Instruction:
Pictures are not part of the copy; repeat everything else in the records exactly.

*** Extracted entries

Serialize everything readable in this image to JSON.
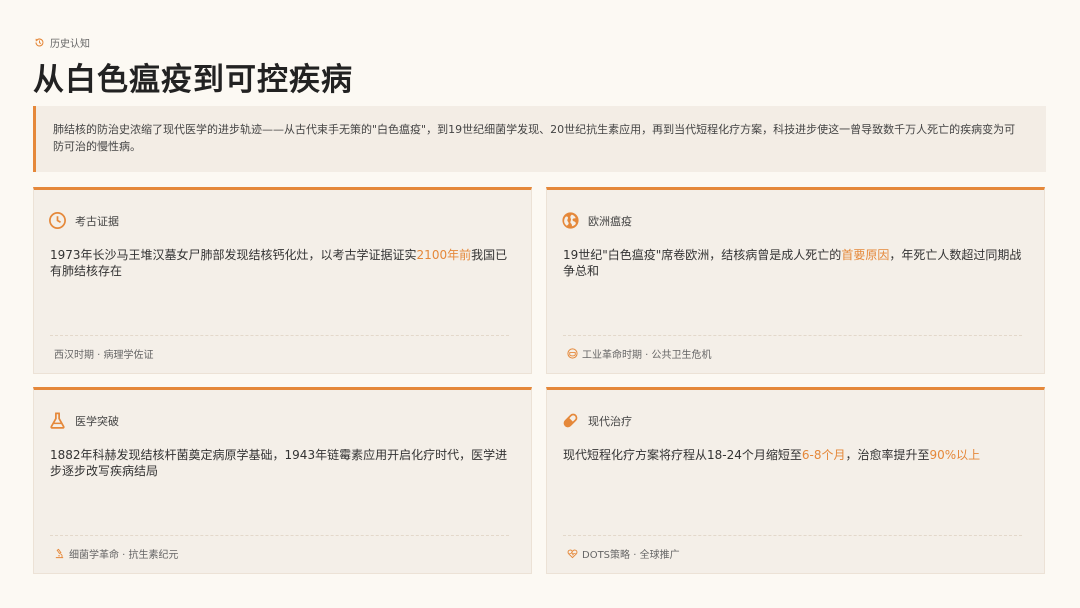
{
  "header": {
    "eyebrow": "历史认知",
    "title": "从白色瘟疫到可控疾病"
  },
  "intro": "肺结核的防治史浓缩了现代医学的进步轨迹——从古代束手无策的\"白色瘟疫\"，到19世纪细菌学发现、20世纪抗生素应用，再到当代短程化疗方案，科技进步使这一曾导致数千万人死亡的疾病变为可防可治的慢性病。",
  "cards": [
    {
      "title": "考古证据",
      "icon": "clock-icon",
      "body_before": "1973年长沙马王堆汉墓女尸肺部发现结核钙化灶，以考古学证据证实",
      "highlight": "2100年前",
      "body_after": "我国已有肺结核存在",
      "footer": "西汉时期 · 病理学佐证"
    },
    {
      "title": "欧洲瘟疫",
      "icon": "globe-icon",
      "body_before": "19世纪\"白色瘟疫\"席卷欧洲，结核病曾是成人死亡的",
      "highlight": "首要原因",
      "body_after": "，年死亡人数超过同期战争总和",
      "footer": "工业革命时期 · 公共卫生危机",
      "footer_icon": "mask-icon"
    },
    {
      "title": "医学突破",
      "icon": "flask-icon",
      "body_before": "1882年科赫发现结核杆菌奠定病原学基础，1943年链霉素应用开启化疗时代，医学进步逐步改写疾病结局",
      "footer": "细菌学革命 · 抗生素纪元",
      "footer_icon": "microscope-icon"
    },
    {
      "title": "现代治疗",
      "icon": "pill-icon",
      "body_before": "现代短程化疗方案将疗程从18-24个月缩短至",
      "highlight": "6-8个月",
      "body_mid": "，治愈率提升至",
      "highlight2": "90%以上",
      "footer": "DOTS策略 · 全球推广",
      "footer_icon": "heartbeat-icon"
    }
  ],
  "colors": {
    "accent": "#e5883a",
    "background": "#fcf9f3",
    "card": "#f4efe8"
  }
}
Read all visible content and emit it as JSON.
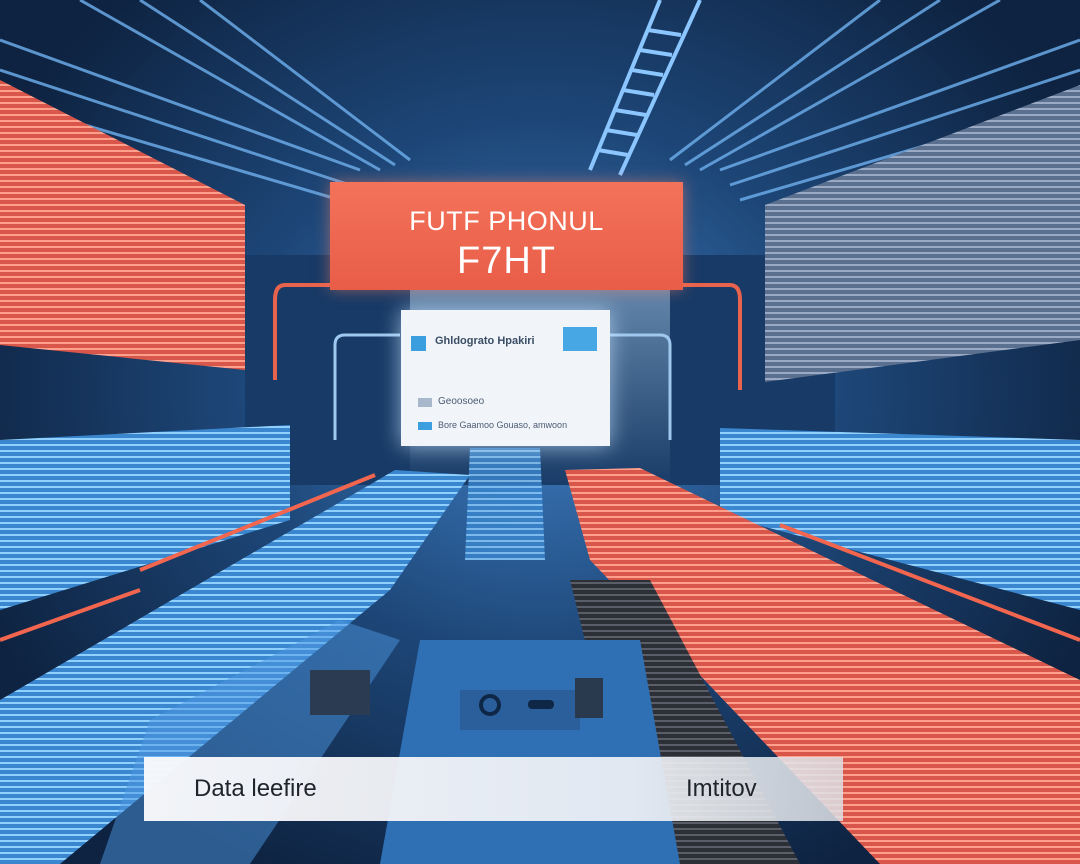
{
  "banner": {
    "line1": "FUTF PHONUL",
    "line2": "F7HT"
  },
  "panel": {
    "title": "Ghldograto Hpakiri",
    "row1": "Geoosoeo",
    "row2": "Bore Gaamoo Gouaso, amwoon"
  },
  "bottom_bar": {
    "left_label": "Data leefire",
    "right_label": "Imtitov"
  },
  "colors": {
    "accent_red": "#e85d48",
    "accent_blue": "#3b9ede",
    "background_dark": "#0e2341"
  }
}
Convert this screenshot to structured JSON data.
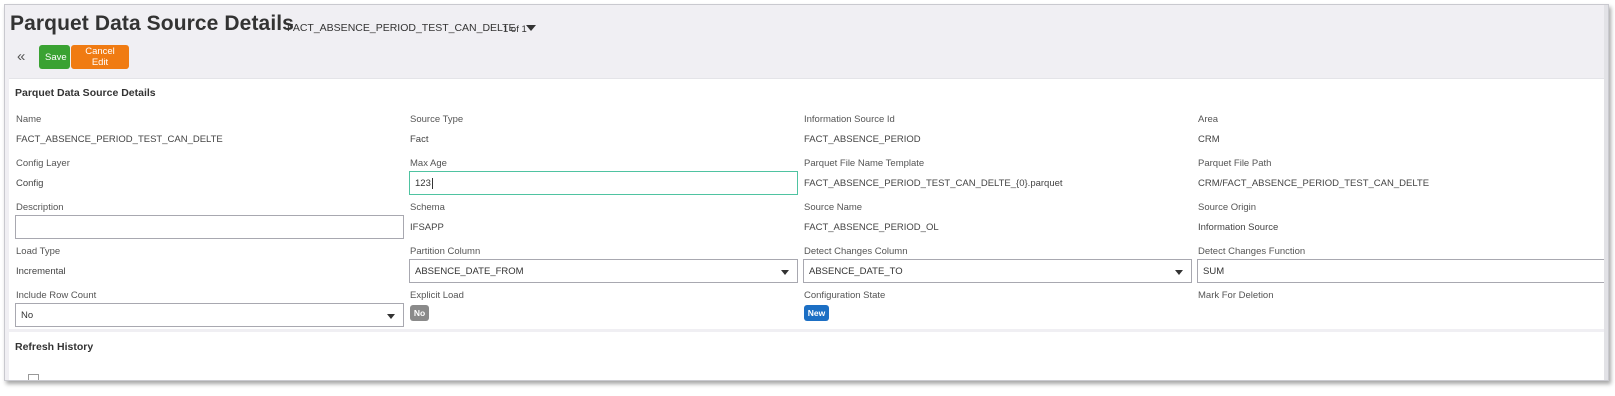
{
  "header": {
    "title": "Parquet Data Source Details",
    "record_selector": "FACT_ABSENCE_PERIOD_TEST_CAN_DELTE",
    "record_count": "1 of 1"
  },
  "toolbar": {
    "save_label": "Save",
    "cancel_label": "Cancel Edit"
  },
  "details": {
    "title": "Parquet Data Source Details",
    "name": {
      "label": "Name",
      "value": "FACT_ABSENCE_PERIOD_TEST_CAN_DELTE"
    },
    "source_type": {
      "label": "Source Type",
      "value": "Fact"
    },
    "information_source_id": {
      "label": "Information Source Id",
      "value": "FACT_ABSENCE_PERIOD"
    },
    "area": {
      "label": "Area",
      "value": "CRM"
    },
    "config_layer": {
      "label": "Config Layer",
      "value": "Config"
    },
    "max_age": {
      "label": "Max Age",
      "value": "123"
    },
    "parquet_file_name_template": {
      "label": "Parquet File Name Template",
      "value": "FACT_ABSENCE_PERIOD_TEST_CAN_DELTE_{0}.parquet"
    },
    "parquet_file_path": {
      "label": "Parquet File Path",
      "value": "CRM/FACT_ABSENCE_PERIOD_TEST_CAN_DELTE"
    },
    "description": {
      "label": "Description",
      "value": ""
    },
    "schema": {
      "label": "Schema",
      "value": "IFSAPP"
    },
    "source_name": {
      "label": "Source Name",
      "value": "FACT_ABSENCE_PERIOD_OL"
    },
    "source_origin": {
      "label": "Source Origin",
      "value": "Information Source"
    },
    "load_type": {
      "label": "Load Type",
      "value": "Incremental"
    },
    "partition_column": {
      "label": "Partition Column",
      "value": "ABSENCE_DATE_FROM"
    },
    "detect_changes_column": {
      "label": "Detect Changes Column",
      "value": "ABSENCE_DATE_TO"
    },
    "detect_changes_function": {
      "label": "Detect Changes Function",
      "value": "SUM"
    },
    "include_row_count": {
      "label": "Include Row Count",
      "value": "No"
    },
    "explicit_load": {
      "label": "Explicit Load",
      "value": "No"
    },
    "configuration_state": {
      "label": "Configuration State",
      "value": "New"
    },
    "mark_for_deletion": {
      "label": "Mark For Deletion",
      "value": ""
    }
  },
  "history": {
    "title": "Refresh History"
  },
  "colors": {
    "save": "#3aa232",
    "cancel": "#f07b12",
    "badge_no": "#8a8a8a",
    "badge_new": "#1c6fc4",
    "focus": "#4fc3a1"
  },
  "icons": {
    "collapse": "double-chevron-left-icon",
    "dropdown": "caret-down-icon"
  }
}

******

Response:
Serialize everything readable in this image to JSON.
{
  "header": {
    "eyebrow": "历史认知",
    "title": "从白色瘟疫到可控疾病"
  },
  "intro": "肺结核的防治史浓缩了现代医学的进步轨迹——从古代束手无策的\"白色瘟疫\"，到19世纪细菌学发现、20世纪抗生素应用，再到当代短程化疗方案，科技进步使这一曾导致数千万人死亡的疾病变为可防可治的慢性病。",
  "cards": [
    {
      "title": "考古证据",
      "icon": "clock-icon",
      "body_before": "1973年长沙马王堆汉墓女尸肺部发现结核钙化灶，以考古学证据证实",
      "highlight": "2100年前",
      "body_after": "我国已有肺结核存在",
      "footer": "西汉时期 · 病理学佐证"
    },
    {
      "title": "欧洲瘟疫",
      "icon": "globe-icon",
      "body_before": "19世纪\"白色瘟疫\"席卷欧洲，结核病曾是成人死亡的",
      "highlight": "首要原因",
      "body_after": "，年死亡人数超过同期战争总和",
      "footer": "工业革命时期 · 公共卫生危机",
      "footer_icon": "mask-icon"
    },
    {
      "title": "医学突破",
      "icon": "flask-icon",
      "body_before": "1882年科赫发现结核杆菌奠定病原学基础，1943年链霉素应用开启化疗时代，医学进步逐步改写疾病结局",
      "footer": "细菌学革命 · 抗生素纪元",
      "footer_icon": "microscope-icon"
    },
    {
      "title": "现代治疗",
      "icon": "pill-icon",
      "body_before": "现代短程化疗方案将疗程从18-24个月缩短至",
      "highlight": "6-8个月",
      "body_mid": "，治愈率提升至",
      "highlight2": "90%以上",
      "footer": "DOTS策略 · 全球推广",
      "footer_icon": "heartbeat-icon"
    }
  ],
  "colors": {
    "accent": "#e5883a",
    "background": "#fcf9f3",
    "card": "#f4efe8"
  }
}
Read all visible content and emit it as JSON.
{
  "banner": {
    "line1": "FUTF PHONUL",
    "line2": "F7HT"
  },
  "panel": {
    "title": "Ghldograto Hpakiri",
    "row1": "Geoosoeo",
    "row2": "Bore Gaamoo Gouaso, amwoon"
  },
  "bottom_bar": {
    "left_label": "Data leefire",
    "right_label": "Imtitov"
  },
  "colors": {
    "accent_red": "#e85d48",
    "accent_blue": "#3b9ede",
    "background_dark": "#0e2341"
  }
}
Convert this screenshot to structured JSON data.
{
  "header": {
    "title": "Parquet Data Source Details",
    "record_selector": "FACT_ABSENCE_PERIOD_TEST_CAN_DELTE",
    "record_count": "1 of 1"
  },
  "toolbar": {
    "save_label": "Save",
    "cancel_label": "Cancel Edit"
  },
  "details": {
    "title": "Parquet Data Source Details",
    "name": {
      "label": "Name",
      "value": "FACT_ABSENCE_PERIOD_TEST_CAN_DELTE"
    },
    "source_type": {
      "label": "Source Type",
      "value": "Fact"
    },
    "information_source_id": {
      "label": "Information Source Id",
      "value": "FACT_ABSENCE_PERIOD"
    },
    "area": {
      "label": "Area",
      "value": "CRM"
    },
    "config_layer": {
      "label": "Config Layer",
      "value": "Config"
    },
    "max_age": {
      "label": "Max Age",
      "value": "123"
    },
    "parquet_file_name_template": {
      "label": "Parquet File Name Template",
      "value": "FACT_ABSENCE_PERIOD_TEST_CAN_DELTE_{0}.parquet"
    },
    "parquet_file_path": {
      "label": "Parquet File Path",
      "value": "CRM/FACT_ABSENCE_PERIOD_TEST_CAN_DELTE"
    },
    "description": {
      "label": "Description",
      "value": ""
    },
    "schema": {
      "label": "Schema",
      "value": "IFSAPP"
    },
    "source_name": {
      "label": "Source Name",
      "value": "FACT_ABSENCE_PERIOD_OL"
    },
    "source_origin": {
      "label": "Source Origin",
      "value": "Information Source"
    },
    "load_type": {
      "label": "Load Type",
      "value": "Incremental"
    },
    "partition_column": {
      "label": "Partition Column",
      "value": "ABSENCE_DATE_FROM"
    },
    "detect_changes_column": {
      "label": "Detect Changes Column",
      "value": "ABSENCE_DATE_TO"
    },
    "detect_changes_function": {
      "label": "Detect Changes Function",
      "value": "SUM"
    },
    "include_row_count": {
      "label": "Include Row Count",
      "value": "No"
    },
    "explicit_load": {
      "label": "Explicit Load",
      "value": "No"
    },
    "configuration_state": {
      "label": "Configuration State",
      "value": "New"
    },
    "mark_for_deletion": {
      "label": "Mark For Deletion",
      "value": ""
    }
  },
  "history": {
    "title": "Refresh History"
  },
  "colors": {
    "save": "#3aa232",
    "cancel": "#f07b12",
    "badge_no": "#8a8a8a",
    "badge_new": "#1c6fc4",
    "focus": "#4fc3a1"
  },
  "icons": {
    "collapse": "double-chevron-left-icon",
    "dropdown": "caret-down-icon"
  }
}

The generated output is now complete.